PROBLEM DESCRIPTION>
Tally the lines below that contain "footer". The number is the whole answer.

EXTRACTED RECORDS>
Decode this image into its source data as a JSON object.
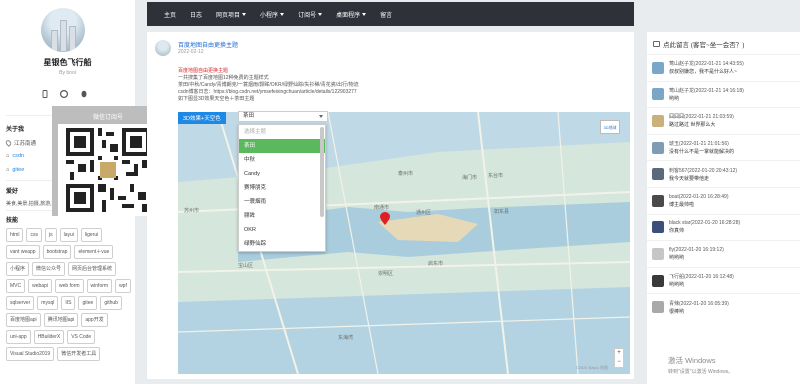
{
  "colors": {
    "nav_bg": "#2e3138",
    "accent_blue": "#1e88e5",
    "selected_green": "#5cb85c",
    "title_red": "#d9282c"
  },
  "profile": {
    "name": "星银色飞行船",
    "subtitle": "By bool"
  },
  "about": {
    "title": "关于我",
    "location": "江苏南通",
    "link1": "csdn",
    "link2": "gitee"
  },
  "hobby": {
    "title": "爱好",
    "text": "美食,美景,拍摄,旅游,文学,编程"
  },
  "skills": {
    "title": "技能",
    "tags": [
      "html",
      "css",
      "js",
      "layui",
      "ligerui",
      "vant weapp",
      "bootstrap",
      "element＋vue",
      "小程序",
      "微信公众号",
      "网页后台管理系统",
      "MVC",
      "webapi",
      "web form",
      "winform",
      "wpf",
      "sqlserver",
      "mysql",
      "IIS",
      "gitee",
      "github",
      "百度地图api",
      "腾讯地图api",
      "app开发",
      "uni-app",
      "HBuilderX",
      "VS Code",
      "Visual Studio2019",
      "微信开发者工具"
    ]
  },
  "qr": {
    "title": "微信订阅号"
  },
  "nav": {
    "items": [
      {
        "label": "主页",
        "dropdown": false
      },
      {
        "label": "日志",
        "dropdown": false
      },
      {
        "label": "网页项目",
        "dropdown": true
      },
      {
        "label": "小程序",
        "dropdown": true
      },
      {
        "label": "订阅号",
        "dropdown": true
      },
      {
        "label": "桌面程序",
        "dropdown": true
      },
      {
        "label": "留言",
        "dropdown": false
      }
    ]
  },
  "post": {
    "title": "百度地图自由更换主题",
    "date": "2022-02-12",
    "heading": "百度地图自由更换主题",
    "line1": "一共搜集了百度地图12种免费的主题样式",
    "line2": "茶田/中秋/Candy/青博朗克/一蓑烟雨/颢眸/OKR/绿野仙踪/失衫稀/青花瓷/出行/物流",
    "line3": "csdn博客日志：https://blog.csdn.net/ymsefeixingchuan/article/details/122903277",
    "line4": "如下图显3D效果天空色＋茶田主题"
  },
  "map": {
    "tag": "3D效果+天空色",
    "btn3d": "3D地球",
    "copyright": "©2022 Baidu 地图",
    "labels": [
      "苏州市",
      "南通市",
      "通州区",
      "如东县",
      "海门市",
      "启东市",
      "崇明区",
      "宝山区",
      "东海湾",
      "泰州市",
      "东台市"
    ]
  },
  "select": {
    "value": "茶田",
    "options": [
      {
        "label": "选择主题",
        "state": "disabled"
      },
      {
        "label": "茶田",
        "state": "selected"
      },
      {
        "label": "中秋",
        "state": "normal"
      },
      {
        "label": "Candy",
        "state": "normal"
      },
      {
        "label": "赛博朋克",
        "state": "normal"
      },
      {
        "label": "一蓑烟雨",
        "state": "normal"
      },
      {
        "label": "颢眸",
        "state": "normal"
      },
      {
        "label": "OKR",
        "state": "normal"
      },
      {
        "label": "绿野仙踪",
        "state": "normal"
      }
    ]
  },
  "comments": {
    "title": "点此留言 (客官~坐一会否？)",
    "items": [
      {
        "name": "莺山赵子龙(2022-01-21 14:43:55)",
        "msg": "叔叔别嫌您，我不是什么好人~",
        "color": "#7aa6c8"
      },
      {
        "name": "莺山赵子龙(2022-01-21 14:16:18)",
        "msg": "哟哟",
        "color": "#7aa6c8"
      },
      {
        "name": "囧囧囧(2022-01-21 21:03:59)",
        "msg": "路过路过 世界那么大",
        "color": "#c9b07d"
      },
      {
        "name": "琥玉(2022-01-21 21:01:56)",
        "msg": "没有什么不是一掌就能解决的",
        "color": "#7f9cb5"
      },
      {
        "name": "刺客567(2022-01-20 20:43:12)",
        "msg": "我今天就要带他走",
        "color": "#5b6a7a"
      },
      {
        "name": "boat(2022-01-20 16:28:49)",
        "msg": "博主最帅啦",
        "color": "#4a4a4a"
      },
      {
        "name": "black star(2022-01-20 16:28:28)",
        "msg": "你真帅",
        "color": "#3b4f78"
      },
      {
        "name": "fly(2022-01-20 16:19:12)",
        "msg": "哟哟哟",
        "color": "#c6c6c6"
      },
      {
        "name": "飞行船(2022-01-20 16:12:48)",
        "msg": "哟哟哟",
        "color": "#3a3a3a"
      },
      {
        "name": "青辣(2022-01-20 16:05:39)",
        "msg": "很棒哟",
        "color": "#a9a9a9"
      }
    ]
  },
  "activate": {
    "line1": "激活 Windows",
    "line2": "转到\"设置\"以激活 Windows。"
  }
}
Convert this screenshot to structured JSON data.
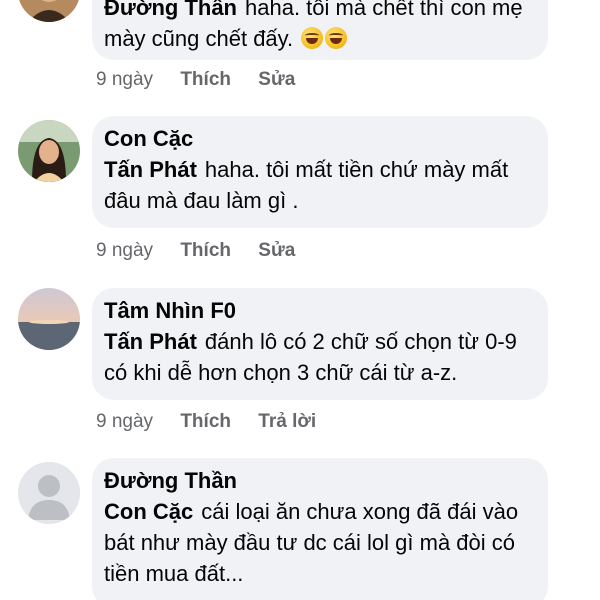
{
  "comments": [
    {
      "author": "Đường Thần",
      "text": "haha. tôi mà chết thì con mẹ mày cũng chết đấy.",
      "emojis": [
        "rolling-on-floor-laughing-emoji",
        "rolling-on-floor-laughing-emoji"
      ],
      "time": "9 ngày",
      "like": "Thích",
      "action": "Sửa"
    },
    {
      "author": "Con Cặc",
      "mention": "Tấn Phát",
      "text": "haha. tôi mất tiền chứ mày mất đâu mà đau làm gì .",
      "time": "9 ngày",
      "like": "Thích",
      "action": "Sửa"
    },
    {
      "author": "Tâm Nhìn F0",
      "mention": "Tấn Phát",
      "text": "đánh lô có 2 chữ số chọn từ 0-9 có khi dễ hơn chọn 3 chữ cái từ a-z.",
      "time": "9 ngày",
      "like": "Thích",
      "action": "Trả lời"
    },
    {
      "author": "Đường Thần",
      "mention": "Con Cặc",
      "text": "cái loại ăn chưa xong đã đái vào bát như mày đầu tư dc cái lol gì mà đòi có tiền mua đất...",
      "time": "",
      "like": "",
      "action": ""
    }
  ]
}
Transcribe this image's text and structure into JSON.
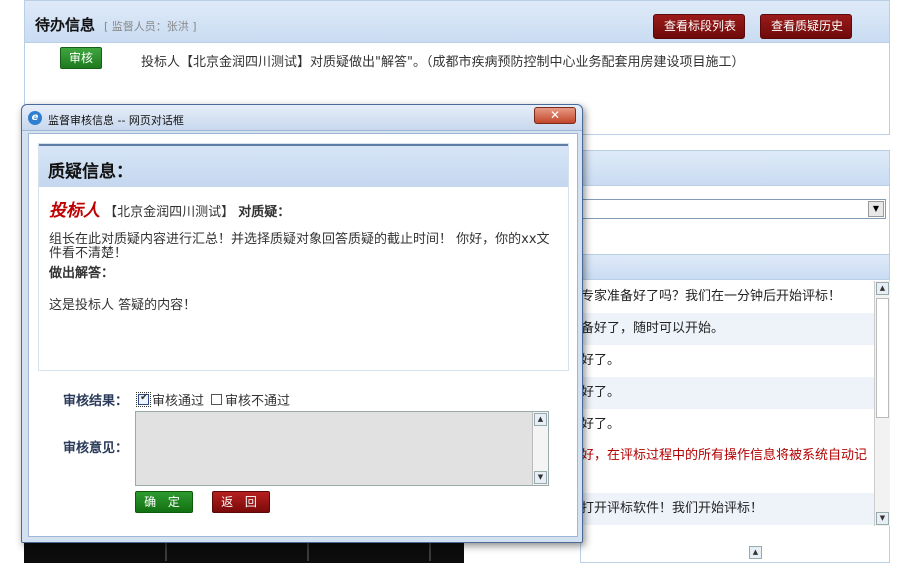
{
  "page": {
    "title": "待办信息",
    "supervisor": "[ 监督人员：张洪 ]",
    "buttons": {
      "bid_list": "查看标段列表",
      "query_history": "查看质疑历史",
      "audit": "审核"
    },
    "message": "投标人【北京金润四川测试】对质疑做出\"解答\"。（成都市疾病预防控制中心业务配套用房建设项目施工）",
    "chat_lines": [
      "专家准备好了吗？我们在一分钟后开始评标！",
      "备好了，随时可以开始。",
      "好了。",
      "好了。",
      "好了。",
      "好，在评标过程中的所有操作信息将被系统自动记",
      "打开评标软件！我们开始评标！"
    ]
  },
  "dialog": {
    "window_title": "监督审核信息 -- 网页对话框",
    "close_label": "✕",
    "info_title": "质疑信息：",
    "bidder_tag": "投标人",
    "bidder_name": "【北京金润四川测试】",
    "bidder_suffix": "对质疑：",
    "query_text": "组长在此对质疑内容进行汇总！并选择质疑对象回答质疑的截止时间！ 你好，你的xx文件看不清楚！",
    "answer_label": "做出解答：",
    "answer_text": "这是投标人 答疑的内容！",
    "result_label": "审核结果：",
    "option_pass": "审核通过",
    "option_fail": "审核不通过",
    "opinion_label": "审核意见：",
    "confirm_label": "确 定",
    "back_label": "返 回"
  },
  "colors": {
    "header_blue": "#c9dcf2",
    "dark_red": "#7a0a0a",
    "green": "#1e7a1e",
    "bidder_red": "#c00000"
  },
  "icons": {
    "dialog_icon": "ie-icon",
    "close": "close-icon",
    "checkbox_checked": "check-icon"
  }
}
* * *
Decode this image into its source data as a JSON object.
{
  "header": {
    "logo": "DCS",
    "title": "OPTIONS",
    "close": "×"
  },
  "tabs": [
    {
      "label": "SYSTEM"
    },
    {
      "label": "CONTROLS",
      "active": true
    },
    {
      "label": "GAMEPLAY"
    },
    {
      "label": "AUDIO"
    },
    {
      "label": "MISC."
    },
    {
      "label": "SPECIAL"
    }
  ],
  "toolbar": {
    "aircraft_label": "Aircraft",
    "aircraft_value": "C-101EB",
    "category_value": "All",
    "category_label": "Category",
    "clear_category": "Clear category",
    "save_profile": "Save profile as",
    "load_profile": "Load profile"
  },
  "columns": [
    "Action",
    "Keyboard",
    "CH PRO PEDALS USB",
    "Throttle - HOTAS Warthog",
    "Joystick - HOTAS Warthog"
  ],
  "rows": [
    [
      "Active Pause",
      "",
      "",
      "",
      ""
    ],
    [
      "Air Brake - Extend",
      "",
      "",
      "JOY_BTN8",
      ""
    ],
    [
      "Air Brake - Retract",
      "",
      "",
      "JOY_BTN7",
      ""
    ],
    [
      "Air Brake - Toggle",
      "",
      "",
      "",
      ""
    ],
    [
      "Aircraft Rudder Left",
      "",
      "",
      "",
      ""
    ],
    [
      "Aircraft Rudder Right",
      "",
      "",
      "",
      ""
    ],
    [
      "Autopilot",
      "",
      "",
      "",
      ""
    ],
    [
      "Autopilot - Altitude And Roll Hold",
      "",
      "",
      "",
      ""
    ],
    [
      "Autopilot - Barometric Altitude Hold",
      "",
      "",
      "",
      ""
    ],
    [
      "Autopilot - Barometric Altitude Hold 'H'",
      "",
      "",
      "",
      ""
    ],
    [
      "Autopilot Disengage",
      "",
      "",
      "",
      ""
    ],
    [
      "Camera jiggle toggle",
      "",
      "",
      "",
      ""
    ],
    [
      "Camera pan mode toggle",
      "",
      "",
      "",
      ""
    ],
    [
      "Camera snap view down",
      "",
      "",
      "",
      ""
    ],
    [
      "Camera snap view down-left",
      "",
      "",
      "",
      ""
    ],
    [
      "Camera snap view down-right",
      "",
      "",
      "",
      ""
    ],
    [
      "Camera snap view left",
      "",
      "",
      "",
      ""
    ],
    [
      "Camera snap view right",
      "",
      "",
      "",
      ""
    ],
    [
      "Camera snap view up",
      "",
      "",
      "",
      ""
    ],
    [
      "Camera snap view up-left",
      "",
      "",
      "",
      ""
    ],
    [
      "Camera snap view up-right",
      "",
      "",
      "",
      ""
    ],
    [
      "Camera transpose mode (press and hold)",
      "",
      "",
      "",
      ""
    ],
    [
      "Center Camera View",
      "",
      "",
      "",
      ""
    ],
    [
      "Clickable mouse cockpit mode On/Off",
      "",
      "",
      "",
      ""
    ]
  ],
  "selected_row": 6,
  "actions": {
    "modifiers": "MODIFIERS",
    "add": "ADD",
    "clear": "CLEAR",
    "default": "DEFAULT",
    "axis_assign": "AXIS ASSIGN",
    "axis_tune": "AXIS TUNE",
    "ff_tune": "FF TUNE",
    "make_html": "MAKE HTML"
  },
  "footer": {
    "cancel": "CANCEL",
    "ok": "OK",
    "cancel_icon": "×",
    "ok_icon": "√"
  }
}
--
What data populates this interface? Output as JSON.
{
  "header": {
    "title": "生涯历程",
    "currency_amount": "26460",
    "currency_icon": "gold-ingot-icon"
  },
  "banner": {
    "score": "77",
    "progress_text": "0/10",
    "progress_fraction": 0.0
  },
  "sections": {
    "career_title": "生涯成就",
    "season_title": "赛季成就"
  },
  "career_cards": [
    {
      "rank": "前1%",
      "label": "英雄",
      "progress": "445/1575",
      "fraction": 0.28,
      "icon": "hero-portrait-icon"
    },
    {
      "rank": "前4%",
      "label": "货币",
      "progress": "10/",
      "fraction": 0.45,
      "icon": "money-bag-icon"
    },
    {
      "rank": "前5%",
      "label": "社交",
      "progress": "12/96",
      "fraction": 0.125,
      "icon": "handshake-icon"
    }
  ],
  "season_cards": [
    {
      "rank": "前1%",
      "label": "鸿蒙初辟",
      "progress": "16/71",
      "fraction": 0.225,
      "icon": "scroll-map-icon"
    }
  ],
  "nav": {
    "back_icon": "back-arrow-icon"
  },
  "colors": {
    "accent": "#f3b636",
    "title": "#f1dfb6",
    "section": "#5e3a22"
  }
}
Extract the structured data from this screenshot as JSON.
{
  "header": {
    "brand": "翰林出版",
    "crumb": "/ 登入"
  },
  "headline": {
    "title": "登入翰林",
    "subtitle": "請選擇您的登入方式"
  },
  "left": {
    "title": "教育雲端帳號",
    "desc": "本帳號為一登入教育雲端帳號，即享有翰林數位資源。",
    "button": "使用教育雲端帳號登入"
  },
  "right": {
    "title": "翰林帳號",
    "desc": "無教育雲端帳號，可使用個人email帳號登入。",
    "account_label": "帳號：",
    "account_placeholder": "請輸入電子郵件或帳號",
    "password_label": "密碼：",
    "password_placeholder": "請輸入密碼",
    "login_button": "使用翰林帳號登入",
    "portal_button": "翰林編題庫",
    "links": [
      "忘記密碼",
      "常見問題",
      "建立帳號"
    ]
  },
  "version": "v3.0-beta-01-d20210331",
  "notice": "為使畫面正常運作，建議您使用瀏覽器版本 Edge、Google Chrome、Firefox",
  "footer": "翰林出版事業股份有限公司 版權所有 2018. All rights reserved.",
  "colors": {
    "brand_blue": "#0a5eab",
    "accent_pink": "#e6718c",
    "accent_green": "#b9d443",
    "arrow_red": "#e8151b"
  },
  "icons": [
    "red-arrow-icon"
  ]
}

RESULT BELOW>
2